EXTRACTED MATERIAL:

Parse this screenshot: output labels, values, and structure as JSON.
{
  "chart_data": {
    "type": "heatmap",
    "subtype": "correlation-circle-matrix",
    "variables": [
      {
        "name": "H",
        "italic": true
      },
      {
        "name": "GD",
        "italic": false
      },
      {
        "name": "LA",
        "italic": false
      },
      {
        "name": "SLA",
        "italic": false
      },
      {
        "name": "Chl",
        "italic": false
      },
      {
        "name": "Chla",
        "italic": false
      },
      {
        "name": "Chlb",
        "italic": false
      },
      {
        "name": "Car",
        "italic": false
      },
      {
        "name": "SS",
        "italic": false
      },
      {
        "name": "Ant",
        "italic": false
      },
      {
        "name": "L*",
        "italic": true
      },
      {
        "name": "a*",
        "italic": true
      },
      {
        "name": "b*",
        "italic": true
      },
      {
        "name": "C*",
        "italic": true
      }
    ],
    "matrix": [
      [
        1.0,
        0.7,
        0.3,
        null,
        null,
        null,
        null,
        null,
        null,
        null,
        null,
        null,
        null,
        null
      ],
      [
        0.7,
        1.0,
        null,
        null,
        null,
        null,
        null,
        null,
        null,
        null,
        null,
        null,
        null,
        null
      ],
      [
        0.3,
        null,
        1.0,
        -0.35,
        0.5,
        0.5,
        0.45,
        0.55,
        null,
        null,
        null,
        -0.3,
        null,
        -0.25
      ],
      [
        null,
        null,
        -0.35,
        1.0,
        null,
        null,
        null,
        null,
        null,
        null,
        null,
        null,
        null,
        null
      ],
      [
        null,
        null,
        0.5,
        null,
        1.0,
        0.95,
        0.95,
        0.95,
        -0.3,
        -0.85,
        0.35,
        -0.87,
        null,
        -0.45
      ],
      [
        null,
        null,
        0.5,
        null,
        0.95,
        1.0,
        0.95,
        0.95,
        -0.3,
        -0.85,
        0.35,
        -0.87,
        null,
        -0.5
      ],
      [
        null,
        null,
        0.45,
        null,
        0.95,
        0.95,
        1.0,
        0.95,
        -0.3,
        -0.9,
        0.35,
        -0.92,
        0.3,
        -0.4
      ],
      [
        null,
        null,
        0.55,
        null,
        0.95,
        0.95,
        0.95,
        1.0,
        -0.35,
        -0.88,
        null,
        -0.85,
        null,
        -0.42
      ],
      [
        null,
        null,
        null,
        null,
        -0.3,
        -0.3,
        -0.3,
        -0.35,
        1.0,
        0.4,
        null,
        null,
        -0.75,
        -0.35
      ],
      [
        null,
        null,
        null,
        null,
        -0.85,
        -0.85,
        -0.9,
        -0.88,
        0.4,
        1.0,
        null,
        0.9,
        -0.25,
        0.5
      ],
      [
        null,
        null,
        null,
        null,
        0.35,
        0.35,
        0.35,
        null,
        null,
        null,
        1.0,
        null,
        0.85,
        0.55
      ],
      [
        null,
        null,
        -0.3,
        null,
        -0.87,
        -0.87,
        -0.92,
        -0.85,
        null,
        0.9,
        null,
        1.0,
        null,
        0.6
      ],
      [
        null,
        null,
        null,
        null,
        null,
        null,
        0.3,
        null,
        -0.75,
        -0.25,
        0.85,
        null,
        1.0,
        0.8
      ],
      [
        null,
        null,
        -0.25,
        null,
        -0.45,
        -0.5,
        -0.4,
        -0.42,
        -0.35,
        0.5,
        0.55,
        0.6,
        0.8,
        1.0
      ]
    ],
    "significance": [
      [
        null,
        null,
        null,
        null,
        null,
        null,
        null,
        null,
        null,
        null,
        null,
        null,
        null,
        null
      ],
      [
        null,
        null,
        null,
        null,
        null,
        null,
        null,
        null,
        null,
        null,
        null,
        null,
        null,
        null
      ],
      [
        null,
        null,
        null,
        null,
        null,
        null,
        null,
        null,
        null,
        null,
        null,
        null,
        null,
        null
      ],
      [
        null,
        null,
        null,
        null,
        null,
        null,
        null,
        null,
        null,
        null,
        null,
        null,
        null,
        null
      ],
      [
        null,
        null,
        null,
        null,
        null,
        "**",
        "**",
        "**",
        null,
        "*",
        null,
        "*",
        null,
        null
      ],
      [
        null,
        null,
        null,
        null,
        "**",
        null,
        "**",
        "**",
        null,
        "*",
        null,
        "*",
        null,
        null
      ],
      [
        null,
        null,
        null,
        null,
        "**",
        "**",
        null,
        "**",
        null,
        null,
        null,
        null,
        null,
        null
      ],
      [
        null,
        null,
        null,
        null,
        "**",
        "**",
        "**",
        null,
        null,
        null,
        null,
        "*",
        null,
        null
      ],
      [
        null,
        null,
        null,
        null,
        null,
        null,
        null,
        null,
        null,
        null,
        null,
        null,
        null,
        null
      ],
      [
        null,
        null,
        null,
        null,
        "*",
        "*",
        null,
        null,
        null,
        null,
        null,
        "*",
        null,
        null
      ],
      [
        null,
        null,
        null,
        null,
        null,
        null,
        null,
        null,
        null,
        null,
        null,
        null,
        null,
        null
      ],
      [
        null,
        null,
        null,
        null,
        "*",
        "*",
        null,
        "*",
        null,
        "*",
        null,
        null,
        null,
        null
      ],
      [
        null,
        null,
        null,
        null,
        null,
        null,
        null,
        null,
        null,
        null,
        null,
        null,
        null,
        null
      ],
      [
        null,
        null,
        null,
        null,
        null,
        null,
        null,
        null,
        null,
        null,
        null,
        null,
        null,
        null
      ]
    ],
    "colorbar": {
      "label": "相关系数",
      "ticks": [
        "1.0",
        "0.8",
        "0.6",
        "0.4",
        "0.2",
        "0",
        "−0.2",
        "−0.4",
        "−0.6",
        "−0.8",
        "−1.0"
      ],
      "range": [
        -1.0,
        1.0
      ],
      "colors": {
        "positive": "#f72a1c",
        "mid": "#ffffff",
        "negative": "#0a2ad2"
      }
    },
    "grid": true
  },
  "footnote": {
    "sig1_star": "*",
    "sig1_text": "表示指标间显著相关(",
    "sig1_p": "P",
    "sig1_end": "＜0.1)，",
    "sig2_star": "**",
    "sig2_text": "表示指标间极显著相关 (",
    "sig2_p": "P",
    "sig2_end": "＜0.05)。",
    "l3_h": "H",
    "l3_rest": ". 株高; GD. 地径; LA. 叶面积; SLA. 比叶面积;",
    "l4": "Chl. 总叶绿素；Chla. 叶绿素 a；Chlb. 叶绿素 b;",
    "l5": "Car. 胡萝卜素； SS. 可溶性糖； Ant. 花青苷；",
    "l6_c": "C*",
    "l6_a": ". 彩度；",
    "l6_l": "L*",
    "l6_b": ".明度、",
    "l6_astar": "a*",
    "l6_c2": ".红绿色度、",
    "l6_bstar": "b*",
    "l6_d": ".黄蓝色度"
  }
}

WHAT TO PRODUCE:
Word for word, write out all of the data above.

FINISHED EXERCISE:
Parse this screenshot: output labels, values, and structure as JSON.
{
  "chart_data": {
    "type": "heatmap",
    "subtype": "correlation-circle-matrix",
    "variables": [
      {
        "name": "H",
        "italic": true
      },
      {
        "name": "GD",
        "italic": false
      },
      {
        "name": "LA",
        "italic": false
      },
      {
        "name": "SLA",
        "italic": false
      },
      {
        "name": "Chl",
        "italic": false
      },
      {
        "name": "Chla",
        "italic": false
      },
      {
        "name": "Chlb",
        "italic": false
      },
      {
        "name": "Car",
        "italic": false
      },
      {
        "name": "SS",
        "italic": false
      },
      {
        "name": "Ant",
        "italic": false
      },
      {
        "name": "L*",
        "italic": true
      },
      {
        "name": "a*",
        "italic": true
      },
      {
        "name": "b*",
        "italic": true
      },
      {
        "name": "C*",
        "italic": true
      }
    ],
    "matrix": [
      [
        1.0,
        0.7,
        0.3,
        null,
        null,
        null,
        null,
        null,
        null,
        null,
        null,
        null,
        null,
        null
      ],
      [
        0.7,
        1.0,
        null,
        null,
        null,
        null,
        null,
        null,
        null,
        null,
        null,
        null,
        null,
        null
      ],
      [
        0.3,
        null,
        1.0,
        -0.35,
        0.5,
        0.5,
        0.45,
        0.55,
        null,
        null,
        null,
        -0.3,
        null,
        -0.25
      ],
      [
        null,
        null,
        -0.35,
        1.0,
        null,
        null,
        null,
        null,
        null,
        null,
        null,
        null,
        null,
        null
      ],
      [
        null,
        null,
        0.5,
        null,
        1.0,
        0.95,
        0.95,
        0.95,
        -0.3,
        -0.85,
        0.35,
        -0.87,
        null,
        -0.45
      ],
      [
        null,
        null,
        0.5,
        null,
        0.95,
        1.0,
        0.95,
        0.95,
        -0.3,
        -0.85,
        0.35,
        -0.87,
        null,
        -0.5
      ],
      [
        null,
        null,
        0.45,
        null,
        0.95,
        0.95,
        1.0,
        0.95,
        -0.3,
        -0.9,
        0.35,
        -0.92,
        0.3,
        -0.4
      ],
      [
        null,
        null,
        0.55,
        null,
        0.95,
        0.95,
        0.95,
        1.0,
        -0.35,
        -0.88,
        null,
        -0.85,
        null,
        -0.42
      ],
      [
        null,
        null,
        null,
        null,
        -0.3,
        -0.3,
        -0.3,
        -0.35,
        1.0,
        0.4,
        null,
        null,
        -0.75,
        -0.35
      ],
      [
        null,
        null,
        null,
        null,
        -0.85,
        -0.85,
        -0.9,
        -0.88,
        0.4,
        1.0,
        null,
        0.9,
        -0.25,
        0.5
      ],
      [
        null,
        null,
        null,
        null,
        0.35,
        0.35,
        0.35,
        null,
        null,
        null,
        1.0,
        null,
        0.85,
        0.55
      ],
      [
        null,
        null,
        -0.3,
        null,
        -0.87,
        -0.87,
        -0.92,
        -0.85,
        null,
        0.9,
        null,
        1.0,
        null,
        0.6
      ],
      [
        null,
        null,
        null,
        null,
        null,
        null,
        0.3,
        null,
        -0.75,
        -0.25,
        0.85,
        null,
        1.0,
        0.8
      ],
      [
        null,
        null,
        -0.25,
        null,
        -0.45,
        -0.5,
        -0.4,
        -0.42,
        -0.35,
        0.5,
        0.55,
        0.6,
        0.8,
        1.0
      ]
    ],
    "significance": [
      [
        null,
        null,
        null,
        null,
        null,
        null,
        null,
        null,
        null,
        null,
        null,
        null,
        null,
        null
      ],
      [
        null,
        null,
        null,
        null,
        null,
        null,
        null,
        null,
        null,
        null,
        null,
        null,
        null,
        null
      ],
      [
        null,
        null,
        null,
        null,
        null,
        null,
        null,
        null,
        null,
        null,
        null,
        null,
        null,
        null
      ],
      [
        null,
        null,
        null,
        null,
        null,
        null,
        null,
        null,
        null,
        null,
        null,
        null,
        null,
        null
      ],
      [
        null,
        null,
        null,
        null,
        null,
        "**",
        "**",
        "**",
        null,
        "*",
        null,
        "*",
        null,
        null
      ],
      [
        null,
        null,
        null,
        null,
        "**",
        null,
        "**",
        "**",
        null,
        "*",
        null,
        "*",
        null,
        null
      ],
      [
        null,
        null,
        null,
        null,
        "**",
        "**",
        null,
        "**",
        null,
        null,
        null,
        null,
        null,
        null
      ],
      [
        null,
        null,
        null,
        null,
        "**",
        "**",
        "**",
        null,
        null,
        null,
        null,
        "*",
        null,
        null
      ],
      [
        null,
        null,
        null,
        null,
        null,
        null,
        null,
        null,
        null,
        null,
        null,
        null,
        null,
        null
      ],
      [
        null,
        null,
        null,
        null,
        "*",
        "*",
        null,
        null,
        null,
        null,
        null,
        "*",
        null,
        null
      ],
      [
        null,
        null,
        null,
        null,
        null,
        null,
        null,
        null,
        null,
        null,
        null,
        null,
        null,
        null
      ],
      [
        null,
        null,
        null,
        null,
        "*",
        "*",
        null,
        "*",
        null,
        "*",
        null,
        null,
        null,
        null
      ],
      [
        null,
        null,
        null,
        null,
        null,
        null,
        null,
        null,
        null,
        null,
        null,
        null,
        null,
        null
      ],
      [
        null,
        null,
        null,
        null,
        null,
        null,
        null,
        null,
        null,
        null,
        null,
        null,
        null,
        null
      ]
    ],
    "colorbar": {
      "label": "相关系数",
      "ticks": [
        "1.0",
        "0.8",
        "0.6",
        "0.4",
        "0.2",
        "0",
        "−0.2",
        "−0.4",
        "−0.6",
        "−0.8",
        "−1.0"
      ],
      "range": [
        -1.0,
        1.0
      ],
      "colors": {
        "positive": "#f72a1c",
        "mid": "#ffffff",
        "negative": "#0a2ad2"
      }
    },
    "grid": true
  },
  "footnote": {
    "sig1_star": "*",
    "sig1_text": "表示指标间显著相关(",
    "sig1_p": "P",
    "sig1_end": "＜0.1)，",
    "sig2_star": "**",
    "sig2_text": "表示指标间极显著相关 (",
    "sig2_p": "P",
    "sig2_end": "＜0.05)。",
    "l3_h": "H",
    "l3_rest": ". 株高; GD. 地径; LA. 叶面积; SLA. 比叶面积;",
    "l4": "Chl. 总叶绿素；Chla. 叶绿素 a；Chlb. 叶绿素 b;",
    "l5": "Car. 胡萝卜素； SS. 可溶性糖； Ant. 花青苷；",
    "l6_c": "C*",
    "l6_a": ". 彩度；",
    "l6_l": "L*",
    "l6_b": ".明度、",
    "l6_astar": "a*",
    "l6_c2": ".红绿色度、",
    "l6_bstar": "b*",
    "l6_d": ".黄蓝色度"
  }
}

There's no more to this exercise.